That’s coupled with an 8MP ultra-wide and a 2MP macro camera, the latter of which will likely be disappointing like with just about every other 2MP fixed-focus macro lens on budget and mid-range options.
While that’s good enough, the Redmi Note 12 Pro Plus kicks things up a notch with the inclusion of an upgraded 200MP main sensor, complete with OIS, a wider f/1.65 aperture and 2.24um pixel size when using the built-in 16-in-1 pixel binning tech. It also uses ALD (atomic layer deposition) tech that Xiaomi says allows for better image performance in complex lighting conditions.
Don’t expect the same kind of results as you’ll get from the top-end Samsung Galaxy S23 Ultra as there’s more to camera performance than a megapixel count, but it does look fairly capable – especially at such a cheap price point.
Like the Pro model, the Pro Plus is flanked by an 8MP ultra-wide and a 2MP macro lens, with both models sporting a 16MP front-facing camera.
When it comes to performance, both smartphones should be fairly evenly matched with the inclusion of the same MediaTek Dimensity 1080, though the Pro Plus model could eke out slightly better benchmark scores with 8GB as standard, compared to the 6- or 8GB from the Note 12 depending on the storage variant you go for.
That said, the 6nm chipset isn’t exactly the latest and greatest, even by MediaTek’s standards. The chipset first came out in late 2022, and while performance is likely to be fine, it may struggle against newer, more efficient chips like Samsung’s 5nm Exynos 1380 found within its £449 Samsung Galaxy A54.
In fact, it’s the same chipset found in Samsung’s slightly lower-specced £349 Galaxy A34 – though considering the cheap price of Xiaomi’s options, that’s not really a bad thing.

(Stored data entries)
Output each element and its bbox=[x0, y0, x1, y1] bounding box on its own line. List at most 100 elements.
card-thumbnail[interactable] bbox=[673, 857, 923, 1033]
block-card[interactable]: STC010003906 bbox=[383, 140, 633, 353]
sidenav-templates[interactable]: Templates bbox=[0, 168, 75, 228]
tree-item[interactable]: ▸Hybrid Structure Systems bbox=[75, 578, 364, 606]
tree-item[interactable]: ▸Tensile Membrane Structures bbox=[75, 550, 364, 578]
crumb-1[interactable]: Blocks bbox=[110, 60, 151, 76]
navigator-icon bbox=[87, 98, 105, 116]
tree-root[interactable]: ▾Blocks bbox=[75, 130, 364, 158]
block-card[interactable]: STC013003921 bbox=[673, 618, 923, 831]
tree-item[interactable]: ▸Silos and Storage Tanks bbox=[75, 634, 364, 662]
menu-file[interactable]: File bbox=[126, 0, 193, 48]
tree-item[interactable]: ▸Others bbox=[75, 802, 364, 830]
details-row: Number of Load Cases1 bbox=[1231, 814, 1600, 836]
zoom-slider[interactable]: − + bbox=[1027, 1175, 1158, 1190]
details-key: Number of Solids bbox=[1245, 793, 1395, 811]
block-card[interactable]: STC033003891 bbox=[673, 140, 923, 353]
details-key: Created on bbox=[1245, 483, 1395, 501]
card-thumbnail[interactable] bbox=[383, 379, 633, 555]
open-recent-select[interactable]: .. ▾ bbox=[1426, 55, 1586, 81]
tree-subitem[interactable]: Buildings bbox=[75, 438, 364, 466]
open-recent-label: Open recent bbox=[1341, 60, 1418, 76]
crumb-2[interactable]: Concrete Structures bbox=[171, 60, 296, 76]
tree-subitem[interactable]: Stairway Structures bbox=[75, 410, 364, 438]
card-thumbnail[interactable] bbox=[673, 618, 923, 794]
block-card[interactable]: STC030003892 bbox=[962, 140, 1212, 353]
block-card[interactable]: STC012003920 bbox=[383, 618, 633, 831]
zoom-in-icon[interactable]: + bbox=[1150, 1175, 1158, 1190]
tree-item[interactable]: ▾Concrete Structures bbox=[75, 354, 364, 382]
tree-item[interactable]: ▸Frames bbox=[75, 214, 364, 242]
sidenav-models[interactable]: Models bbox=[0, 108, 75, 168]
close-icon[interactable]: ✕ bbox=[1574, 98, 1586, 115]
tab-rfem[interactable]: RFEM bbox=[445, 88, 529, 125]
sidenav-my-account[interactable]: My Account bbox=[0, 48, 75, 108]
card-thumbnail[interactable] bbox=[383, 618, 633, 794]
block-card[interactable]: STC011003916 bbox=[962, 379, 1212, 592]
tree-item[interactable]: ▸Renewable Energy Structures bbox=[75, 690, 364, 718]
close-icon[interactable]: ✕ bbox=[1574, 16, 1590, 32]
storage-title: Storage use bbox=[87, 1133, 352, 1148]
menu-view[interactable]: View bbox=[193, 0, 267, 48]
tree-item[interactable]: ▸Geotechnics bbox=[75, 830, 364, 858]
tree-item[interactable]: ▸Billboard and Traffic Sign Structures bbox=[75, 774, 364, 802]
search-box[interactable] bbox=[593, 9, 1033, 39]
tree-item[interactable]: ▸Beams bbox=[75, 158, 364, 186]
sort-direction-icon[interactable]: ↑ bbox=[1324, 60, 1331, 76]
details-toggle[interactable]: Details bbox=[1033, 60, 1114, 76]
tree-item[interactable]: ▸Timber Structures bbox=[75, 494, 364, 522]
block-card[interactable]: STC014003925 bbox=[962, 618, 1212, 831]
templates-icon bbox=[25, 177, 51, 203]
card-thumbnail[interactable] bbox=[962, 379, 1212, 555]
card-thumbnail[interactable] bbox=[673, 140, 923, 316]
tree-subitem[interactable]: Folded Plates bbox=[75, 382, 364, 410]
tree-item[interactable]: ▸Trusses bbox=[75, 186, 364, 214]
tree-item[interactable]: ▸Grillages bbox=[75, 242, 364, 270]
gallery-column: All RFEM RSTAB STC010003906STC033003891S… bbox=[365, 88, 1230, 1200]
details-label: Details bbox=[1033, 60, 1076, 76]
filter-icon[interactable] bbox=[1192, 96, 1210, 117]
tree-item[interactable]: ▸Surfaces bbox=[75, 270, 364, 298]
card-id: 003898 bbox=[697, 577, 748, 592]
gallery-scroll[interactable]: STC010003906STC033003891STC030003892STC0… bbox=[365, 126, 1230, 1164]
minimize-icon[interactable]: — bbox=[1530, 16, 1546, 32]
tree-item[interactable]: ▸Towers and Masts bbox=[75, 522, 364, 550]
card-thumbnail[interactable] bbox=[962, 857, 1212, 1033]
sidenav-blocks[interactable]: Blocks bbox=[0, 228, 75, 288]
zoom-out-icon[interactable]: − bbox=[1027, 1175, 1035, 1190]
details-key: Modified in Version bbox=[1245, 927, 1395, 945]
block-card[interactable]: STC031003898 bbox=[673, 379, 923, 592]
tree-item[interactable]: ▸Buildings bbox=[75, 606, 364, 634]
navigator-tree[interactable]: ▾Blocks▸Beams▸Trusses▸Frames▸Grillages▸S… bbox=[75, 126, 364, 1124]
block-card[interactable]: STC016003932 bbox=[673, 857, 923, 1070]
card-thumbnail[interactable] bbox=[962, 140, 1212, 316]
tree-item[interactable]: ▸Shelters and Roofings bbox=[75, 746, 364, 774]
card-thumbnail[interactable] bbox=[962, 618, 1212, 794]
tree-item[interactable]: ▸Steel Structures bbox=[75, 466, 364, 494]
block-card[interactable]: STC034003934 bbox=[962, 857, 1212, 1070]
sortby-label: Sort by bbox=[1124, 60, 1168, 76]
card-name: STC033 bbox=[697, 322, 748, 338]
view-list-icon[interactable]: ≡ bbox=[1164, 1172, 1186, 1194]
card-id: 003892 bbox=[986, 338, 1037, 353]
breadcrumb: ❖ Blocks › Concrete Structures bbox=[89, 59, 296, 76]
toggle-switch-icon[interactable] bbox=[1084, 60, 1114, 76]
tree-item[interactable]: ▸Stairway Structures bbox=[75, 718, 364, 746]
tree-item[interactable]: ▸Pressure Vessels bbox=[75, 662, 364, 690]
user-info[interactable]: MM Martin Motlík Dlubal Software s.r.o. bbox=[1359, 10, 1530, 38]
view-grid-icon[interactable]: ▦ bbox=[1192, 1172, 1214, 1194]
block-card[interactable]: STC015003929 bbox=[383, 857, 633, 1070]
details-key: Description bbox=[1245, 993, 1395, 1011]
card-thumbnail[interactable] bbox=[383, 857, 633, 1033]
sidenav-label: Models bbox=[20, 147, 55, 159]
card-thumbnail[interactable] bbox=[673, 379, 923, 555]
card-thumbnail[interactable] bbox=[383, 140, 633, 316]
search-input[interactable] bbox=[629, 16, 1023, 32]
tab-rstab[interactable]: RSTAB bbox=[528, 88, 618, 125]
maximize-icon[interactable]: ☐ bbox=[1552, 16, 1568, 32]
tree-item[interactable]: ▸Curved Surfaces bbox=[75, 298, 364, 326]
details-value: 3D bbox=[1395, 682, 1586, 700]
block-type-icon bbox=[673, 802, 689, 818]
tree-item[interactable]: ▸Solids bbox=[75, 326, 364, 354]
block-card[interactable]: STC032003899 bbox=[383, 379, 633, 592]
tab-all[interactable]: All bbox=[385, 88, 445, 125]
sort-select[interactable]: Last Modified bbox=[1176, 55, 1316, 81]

Task to complete: Echo the full text on the Redmi Note 12 phone cameras and chipsets word for word. These entries were taken from a different source than the text.

Problem solution:
That’s coupled with an 8MP ultra-wide and a 2MP macro camera, the latter of which will likely be disappointing like with just about every other 2MP fixed-focus macro lens on budget and mid-range options.
While that’s good enough, the Redmi Note 12 Pro Plus kicks things up a notch with the inclusion of an upgraded 200MP main sensor, complete with OIS, a wider f/1.65 aperture and 2.24um pixel size when using the built-in 16-in-1 pixel binning tech. It also uses ALD (atomic layer deposition) tech that Xiaomi says allows for better image performance in complex lighting conditions.
Don’t expect the same kind of results as you’ll get from the top-end Samsung Galaxy S23 Ultra as there’s more to camera performance than a megapixel count, but it does look fairly capable – especially at such a cheap price point.
Like the Pro model, the Pro Plus is flanked by an 8MP ultra-wide and a 2MP macro lens, with both models sporting a 16MP front-facing camera.
When it comes to performance, both smartphones should be fairly evenly matched with the inclusion of the same MediaTek Dimensity 1080, though the Pro Plus model could eke out slightly better benchmark scores with 8GB as standard, compared to the 6- or 8GB from the Note 12 depending on the storage variant you go for.
That said, the 6nm chipset isn’t exactly the latest and greatest, even by MediaTek’s standards. The chipset first came out in late 2022, and while performance is likely to be fine, it may struggle against newer, more efficient chips like Samsung’s 5nm Exynos 1380 found within its £449 Samsung Galaxy A54.
In fact, it’s the same chipset found in Samsung’s slightly lower-specced £349 Galaxy A34 – though considering the cheap price of Xiaomi’s options, that’s not really a bad thing.